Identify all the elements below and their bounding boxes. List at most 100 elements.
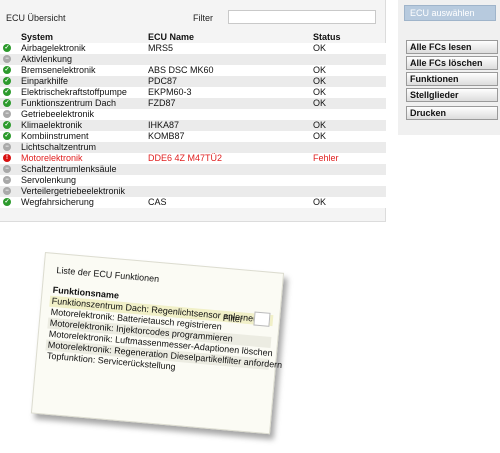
system-cell: Verteilergetriebeelektronik: [21, 186, 148, 197]
status-cell: Fehler: [313, 153, 386, 164]
ecu-name-cell: [148, 109, 313, 120]
check-circle-icon: ✓: [3, 87, 11, 96]
status-cell: OK: [313, 131, 386, 142]
check-circle-icon: ✓: [3, 76, 11, 85]
function-list: Funktionsname Funktionszentrum Dach: Reg…: [44, 284, 283, 381]
check-circle-icon: ✓: [3, 120, 11, 129]
ecu-table-row[interactable]: ✓ Bremsenelektronik ABS DSC MK60 OK: [0, 65, 386, 76]
print-button[interactable]: Drucken: [406, 106, 498, 120]
system-cell: Bremsenelektronik: [21, 65, 148, 76]
status-icon-cell: ✓: [0, 98, 21, 109]
neutral-circle-icon: −: [3, 142, 11, 151]
system-cell: Funktionszentrum Dach: [21, 98, 148, 109]
read-all-fault-codes-button[interactable]: Alle FCs lesen: [406, 40, 498, 54]
status-icon-cell: −: [0, 186, 21, 197]
function-filter-label: Filter: [222, 312, 244, 325]
ecu-name-cell: CAS: [148, 197, 313, 208]
ecu-table-row[interactable]: ✓ Klimaelektronik IHKA87 OK: [0, 120, 386, 131]
status-icon-cell: ✓: [0, 131, 21, 142]
status-cell: OK: [313, 87, 386, 98]
system-cell: Aktivlenkung: [21, 54, 148, 65]
system-cell: Servolenkung: [21, 175, 148, 186]
status-cell: OK: [313, 98, 386, 109]
status-cell: OK: [313, 76, 386, 87]
ecu-table-row[interactable]: − Aktivlenkung: [0, 54, 386, 65]
system-cell: Klimaelektronik: [21, 120, 148, 131]
status-cell: [313, 142, 386, 153]
system-cell: Schaltzentrumlenksäule: [21, 164, 148, 175]
filter-input[interactable]: [228, 10, 376, 24]
system-column-header: System: [21, 32, 54, 42]
ecu-overview-title: ECU Übersicht: [6, 13, 66, 23]
clear-all-fault-codes-button[interactable]: Alle FCs löschen: [406, 56, 498, 70]
status-cell: [313, 109, 386, 120]
ecu-table-row[interactable]: ✓ Airbagelektronik MRS5 OK: [0, 43, 386, 54]
ecu-name-cell: FZD87: [148, 98, 313, 109]
ecu-function-list-card: Liste der ECU Funktionen Funktionsname F…: [30, 252, 285, 435]
ecu-table-row[interactable]: ✓ Wegfahrsicherung CAS OK: [0, 197, 386, 208]
system-cell: Kombiinstrument: [21, 131, 148, 142]
ecu-name-column-header: ECU Name: [148, 32, 195, 42]
ecu-table-row[interactable]: − Getriebeelektronik: [0, 109, 386, 120]
status-column-header: Status: [313, 32, 341, 42]
ecu-table-row[interactable]: ✓ Funktionszentrum Dach FZD87 OK: [0, 98, 386, 109]
ecu-overview-header: ECU Übersicht Filter: [0, 0, 386, 32]
status-icon-cell: ✓: [0, 87, 21, 98]
status-cell: [313, 175, 386, 186]
status-icon-cell: !: [0, 153, 21, 164]
status-cell: OK: [313, 120, 386, 131]
check-circle-icon: ✓: [3, 131, 11, 140]
function-filter-input[interactable]: [253, 311, 271, 327]
status-cell: [313, 54, 386, 65]
status-icon-column-header: [0, 32, 21, 43]
ecu-name-cell: DDE6 4Z M47TÜ2: [148, 153, 313, 164]
ecu-name-cell: ABS DSC MK60: [148, 65, 313, 76]
status-icon-cell: ✓: [0, 43, 21, 54]
system-cell: Wegfahrsicherung: [21, 197, 148, 208]
status-cell: OK: [313, 43, 386, 54]
action-sidebar: ECU auswählen Alle FCs lesen Alle FCs lö…: [398, 0, 500, 135]
ecu-name-cell: [148, 142, 313, 153]
ecu-name-cell: MRS5: [148, 43, 313, 54]
ecu-name-cell: [148, 186, 313, 197]
ecu-name-cell: EKPM60-3: [148, 87, 313, 98]
ecu-name-cell: IHKA87: [148, 120, 313, 131]
status-icon-cell: ✓: [0, 65, 21, 76]
status-cell: [313, 164, 386, 175]
status-icon-cell: −: [0, 175, 21, 186]
neutral-circle-icon: −: [3, 54, 11, 63]
ecu-select-button[interactable]: ECU auswählen: [404, 5, 496, 21]
check-circle-icon: ✓: [3, 98, 11, 107]
status-cell: [313, 186, 386, 197]
filter-label: Filter: [193, 13, 213, 23]
ecu-name-cell: PDC87: [148, 76, 313, 87]
ecu-name-cell: [148, 54, 313, 65]
status-icon-cell: −: [0, 54, 21, 65]
check-circle-icon: ✓: [3, 65, 11, 74]
ecu-table-row[interactable]: − Verteilergetriebeelektronik: [0, 186, 386, 197]
ecu-table-row[interactable]: ✓ Einparkhilfe PDC87 OK: [0, 76, 386, 87]
actuators-button[interactable]: Stellglieder: [406, 88, 498, 102]
system-cell: Airbagelektronik: [21, 43, 148, 54]
status-cell: OK: [313, 65, 386, 76]
status-icon-cell: −: [0, 142, 21, 153]
function-list-title: Liste der ECU Funktionen: [56, 265, 160, 285]
functions-button[interactable]: Funktionen: [406, 72, 498, 86]
neutral-circle-icon: −: [3, 164, 11, 173]
status-icon-cell: −: [0, 109, 21, 120]
ecu-table-header: System ECU Name Status: [0, 32, 386, 43]
ecu-table-row[interactable]: − Lichtschaltzentrum: [0, 142, 386, 153]
ecu-name-cell: [148, 175, 313, 186]
ecu-table-row[interactable]: ✓ Kombiinstrument KOMB87 OK: [0, 131, 386, 142]
ecu-table-row[interactable]: − Servolenkung: [0, 175, 386, 186]
ecu-overview-panel: ECU Übersicht Filter System ECU Name Sta…: [0, 0, 386, 222]
ecu-name-cell: KOMB87: [148, 131, 313, 142]
ecu-table-row[interactable]: ✓ Elektrischekraftstoffpumpe EKPM60-3 OK: [0, 87, 386, 98]
ecu-table-row[interactable]: − Schaltzentrumlenksäule: [0, 164, 386, 175]
ecu-table-row[interactable]: ! Motorelektronik DDE6 4Z M47TÜ2 Fehler: [0, 153, 386, 164]
check-circle-icon: ✓: [3, 43, 11, 52]
error-circle-icon: !: [3, 153, 11, 162]
status-cell: OK: [313, 197, 386, 208]
system-cell: Motorelektronik: [21, 153, 148, 164]
ecu-table: System ECU Name Status ✓ Airbagelektronik…: [0, 32, 386, 208]
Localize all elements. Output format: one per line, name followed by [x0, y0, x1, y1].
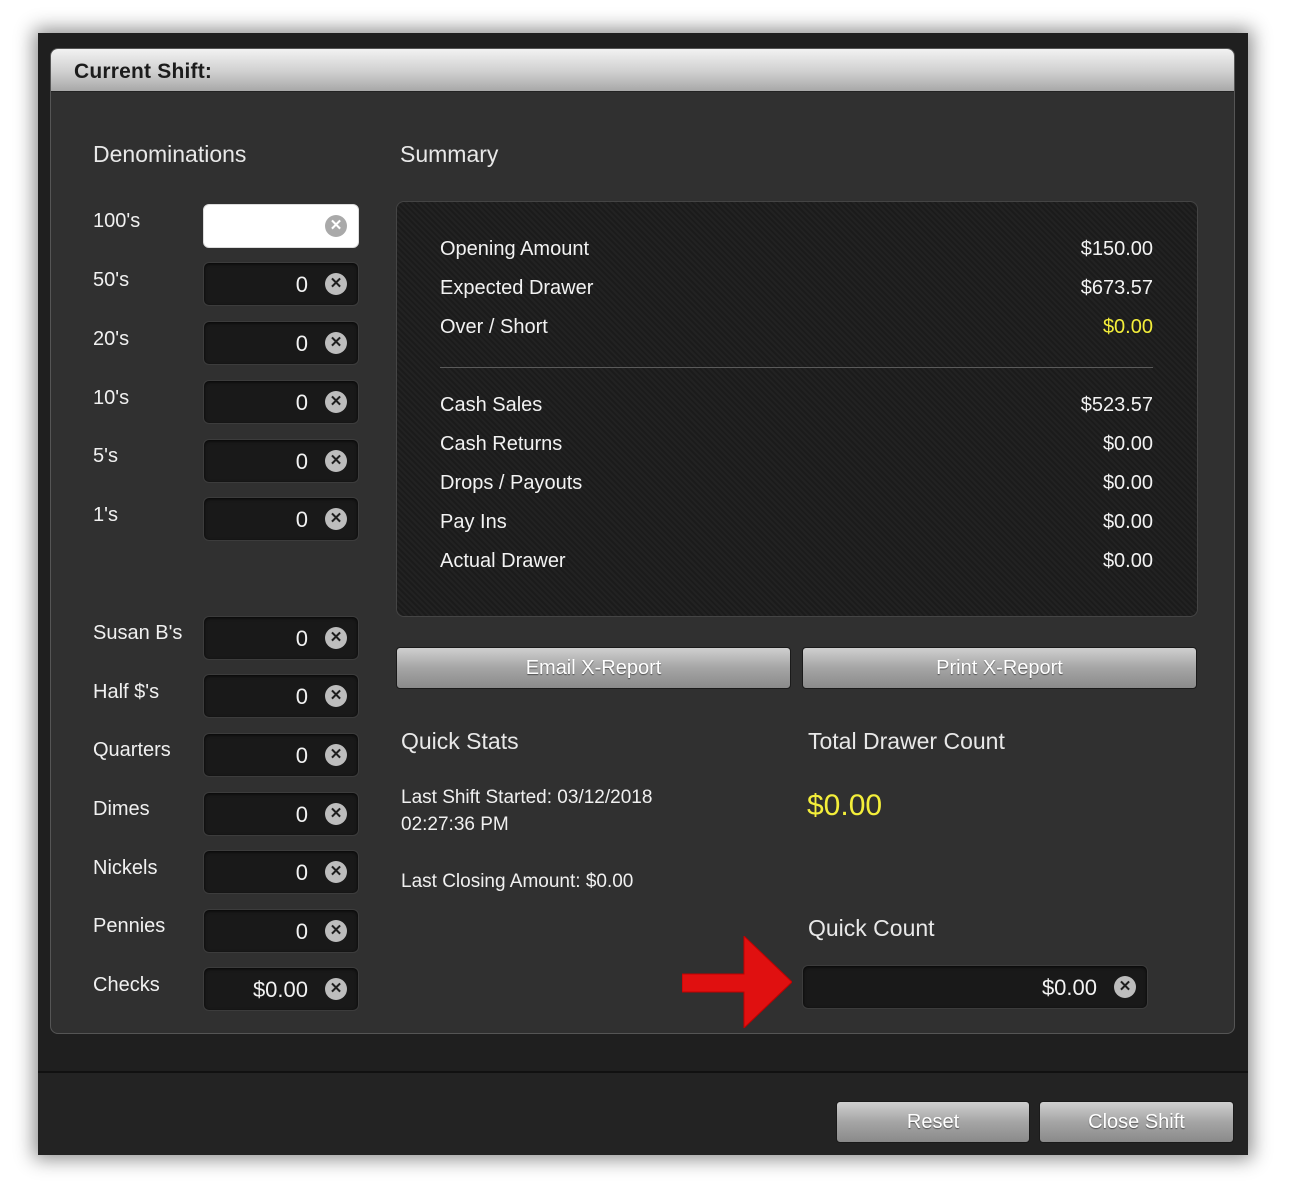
panel-header: Current Shift: [51, 49, 1234, 92]
denom-input-half-dollars[interactable]: 0 ✕ [203, 674, 359, 718]
reset-button[interactable]: Reset [836, 1101, 1030, 1143]
denom-label-pennies: Pennies [93, 915, 166, 937]
clear-icon[interactable]: ✕ [325, 391, 347, 413]
current-shift-panel: Current Shift: Denominations 100's ✕ 50'… [50, 48, 1235, 1034]
clear-icon[interactable]: ✕ [325, 273, 347, 295]
summary-value: $0.00 [1102, 511, 1153, 533]
denom-label-half-dollars: Half $'s [93, 681, 160, 703]
summary-row-cash-sales: Cash Sales $523.57 [440, 394, 1153, 422]
denom-input-checks[interactable]: $0.00 ✕ [203, 967, 359, 1011]
summary-row-opening-amount: Opening Amount $150.00 [440, 238, 1153, 266]
denom-input-dimes[interactable]: 0 ✕ [203, 792, 359, 836]
denom-value: 0 [295, 449, 308, 474]
denom-input-quarters[interactable]: 0 ✕ [203, 733, 359, 777]
close-shift-button[interactable]: Close Shift [1039, 1101, 1234, 1143]
clear-icon[interactable]: ✕ [325, 627, 347, 649]
denom-value: 0 [295, 802, 308, 827]
summary-label: Pay Ins [440, 511, 507, 533]
clear-icon[interactable]: ✕ [325, 508, 347, 530]
clear-icon[interactable]: ✕ [325, 332, 347, 354]
clear-icon[interactable]: ✕ [325, 685, 347, 707]
summary-row-over-short: Over / Short $0.00 [440, 316, 1153, 344]
summary-value: $523.57 [1080, 394, 1153, 416]
summary-row-expected-drawer: Expected Drawer $673.57 [440, 277, 1153, 305]
clear-icon[interactable]: ✕ [325, 450, 347, 472]
summary-value: $0.00 [1102, 433, 1153, 455]
denom-label-nickels: Nickels [93, 857, 158, 879]
denom-value: $0.00 [252, 977, 308, 1002]
summary-label: Drops / Payouts [440, 472, 583, 494]
quick-stats-heading: Quick Stats [401, 728, 519, 754]
denom-value: 0 [295, 272, 308, 297]
summary-row-pay-ins: Pay Ins $0.00 [440, 511, 1153, 539]
summary-box: Opening Amount $150.00 Expected Drawer $… [396, 201, 1198, 617]
denom-label-dimes: Dimes [93, 798, 150, 820]
last-closing-amount: Last Closing Amount: $0.00 [401, 871, 634, 892]
denom-label-5s: 5's [93, 445, 118, 467]
denom-input-pennies[interactable]: 0 ✕ [203, 909, 359, 953]
quick-count-input[interactable]: $0.00 ✕ [802, 965, 1148, 1009]
clear-icon[interactable]: ✕ [325, 920, 347, 942]
denom-value: 0 [295, 743, 308, 768]
denom-label-100s: 100's [93, 210, 141, 232]
denom-value: 0 [295, 390, 308, 415]
summary-row-cash-returns: Cash Returns $0.00 [440, 433, 1153, 461]
clear-icon[interactable]: ✕ [325, 744, 347, 766]
denom-input-50s[interactable]: 0 ✕ [203, 262, 359, 306]
denom-label-20s: 20's [93, 328, 130, 350]
denom-label-susan-b: Susan B's [93, 622, 183, 644]
annotation-arrow-icon [682, 936, 792, 1028]
denom-input-nickels[interactable]: 0 ✕ [203, 850, 359, 894]
denominations-heading: Denominations [93, 141, 247, 167]
summary-value: $150.00 [1080, 238, 1153, 260]
summary-label: Cash Returns [440, 433, 563, 455]
summary-divider [440, 367, 1153, 368]
denom-input-5s[interactable]: 0 ✕ [203, 439, 359, 483]
quick-count-heading: Quick Count [808, 915, 935, 941]
denom-input-100s[interactable]: ✕ [203, 204, 359, 248]
clear-icon[interactable]: ✕ [325, 861, 347, 883]
total-drawer-count-heading: Total Drawer Count [808, 728, 1005, 754]
denom-input-susan-b[interactable]: 0 ✕ [203, 616, 359, 660]
summary-value: $673.57 [1080, 277, 1153, 299]
denom-value: 0 [295, 626, 308, 651]
denom-input-1s[interactable]: 0 ✕ [203, 497, 359, 541]
last-shift-started: Last Shift Started: 03/12/2018 [401, 787, 653, 808]
clear-icon[interactable]: ✕ [325, 978, 347, 1000]
summary-label: Cash Sales [440, 394, 543, 416]
summary-label: Opening Amount [440, 238, 589, 260]
denom-value: 0 [295, 507, 308, 532]
summary-value: $0.00 [1102, 472, 1153, 494]
summary-value: $0.00 [1102, 550, 1153, 572]
quick-count-value: $0.00 [1041, 975, 1097, 1000]
last-shift-started-time: 02:27:36 PM [401, 814, 509, 835]
denom-label-quarters: Quarters [93, 739, 171, 761]
panel-title: Current Shift: [74, 60, 213, 83]
denom-value: 0 [295, 684, 308, 709]
denom-value: 0 [295, 331, 308, 356]
denom-input-20s[interactable]: 0 ✕ [203, 321, 359, 365]
denom-label-checks: Checks [93, 974, 160, 996]
clear-icon[interactable]: ✕ [325, 215, 347, 237]
denom-value: 0 [295, 919, 308, 944]
summary-value: $0.00 [1102, 316, 1153, 338]
summary-row-actual-drawer: Actual Drawer $0.00 [440, 550, 1153, 578]
denom-label-1s: 1's [93, 504, 118, 526]
denom-value: 0 [295, 860, 308, 885]
summary-heading: Summary [400, 141, 499, 167]
total-drawer-count-value: $0.00 [807, 789, 883, 822]
email-x-report-button[interactable]: Email X-Report [396, 647, 791, 689]
summary-label: Actual Drawer [440, 550, 566, 572]
summary-label: Expected Drawer [440, 277, 594, 299]
summary-row-drops-payouts: Drops / Payouts $0.00 [440, 472, 1153, 500]
summary-label: Over / Short [440, 316, 548, 338]
denom-label-50s: 50's [93, 269, 130, 291]
clear-icon[interactable]: ✕ [1114, 976, 1136, 998]
clear-icon[interactable]: ✕ [325, 803, 347, 825]
denom-input-10s[interactable]: 0 ✕ [203, 380, 359, 424]
print-x-report-button[interactable]: Print X-Report [802, 647, 1197, 689]
denom-label-10s: 10's [93, 387, 130, 409]
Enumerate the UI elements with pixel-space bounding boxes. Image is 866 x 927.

--*--

_Brief:_
Rewrite the material starting at the line that contains "system-cell: Verteilergetriebeelektronik: [21, 186, 148, 197]" and ending at the line that contains "check-circle-icon: ✓: [3, 76, 11, 85]", substituting "Error" for "Fehler" and leaving everything else unchanged. Output only those lines.

_Result:_
system-cell: Verteilergetriebeelektronik: [21, 186, 148, 197]
status-cell: Error: [313, 153, 386, 164]
ecu-name-cell: [148, 109, 313, 120]
check-circle-icon: ✓: [3, 87, 11, 96]
status-cell: OK: [313, 131, 386, 142]
check-circle-icon: ✓: [3, 76, 11, 85]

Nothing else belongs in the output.